Go through the records underneath and write each one out again exactly.
** Start Supplied entries **
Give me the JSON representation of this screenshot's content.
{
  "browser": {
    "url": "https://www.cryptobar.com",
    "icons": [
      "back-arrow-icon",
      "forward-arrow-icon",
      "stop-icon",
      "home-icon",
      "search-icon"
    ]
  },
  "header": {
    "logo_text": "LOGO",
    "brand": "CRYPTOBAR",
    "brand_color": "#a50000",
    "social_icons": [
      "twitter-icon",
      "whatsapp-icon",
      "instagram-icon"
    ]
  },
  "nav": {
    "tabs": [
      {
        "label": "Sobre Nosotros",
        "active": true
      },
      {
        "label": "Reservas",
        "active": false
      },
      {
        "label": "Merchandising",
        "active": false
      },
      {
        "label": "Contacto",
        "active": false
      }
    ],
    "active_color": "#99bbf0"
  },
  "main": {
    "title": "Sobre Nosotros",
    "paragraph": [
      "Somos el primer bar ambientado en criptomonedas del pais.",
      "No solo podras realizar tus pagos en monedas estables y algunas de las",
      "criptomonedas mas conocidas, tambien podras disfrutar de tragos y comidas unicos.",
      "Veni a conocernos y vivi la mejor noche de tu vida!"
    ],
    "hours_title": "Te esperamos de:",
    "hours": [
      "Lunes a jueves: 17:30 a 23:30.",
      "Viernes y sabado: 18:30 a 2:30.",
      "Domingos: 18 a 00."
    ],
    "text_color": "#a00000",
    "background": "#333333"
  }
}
** End Supplied entries **
■ Solution for this task:
Give me the JSON representation of this screenshot's content.
{
  "browser": {
    "url": "https://www.cryptobar.com",
    "icons": [
      "back-arrow-icon",
      "forward-arrow-icon",
      "stop-icon",
      "home-icon",
      "search-icon"
    ]
  },
  "header": {
    "logo_text": "LOGO",
    "brand": "CRYPTOBAR",
    "brand_color": "#a50000",
    "social_icons": [
      "twitter-icon",
      "whatsapp-icon",
      "instagram-icon"
    ]
  },
  "nav": {
    "tabs": [
      {
        "label": "Sobre Nosotros",
        "active": true
      },
      {
        "label": "Reservas",
        "active": false
      },
      {
        "label": "Merchandising",
        "active": false
      },
      {
        "label": "Contacto",
        "active": false
      }
    ],
    "active_color": "#99bbf0"
  },
  "main": {
    "title": "Sobre Nosotros",
    "paragraph": [
      "Somos el primer bar ambientado en criptomonedas del pais.",
      "No solo podras realizar tus pagos en monedas estables y algunas de las",
      "criptomonedas mas conocidas, tambien podras disfrutar de tragos y comidas unicos.",
      "Veni a conocernos y vivi la mejor noche de tu vida!"
    ],
    "hours_title": "Te esperamos de:",
    "hours": [
      "Lunes a jueves: 17:30 a 23:30.",
      "Viernes y sabado: 18:30 a 2:30.",
      "Domingos: 18 a 00."
    ],
    "text_color": "#a00000",
    "background": "#333333"
  }
}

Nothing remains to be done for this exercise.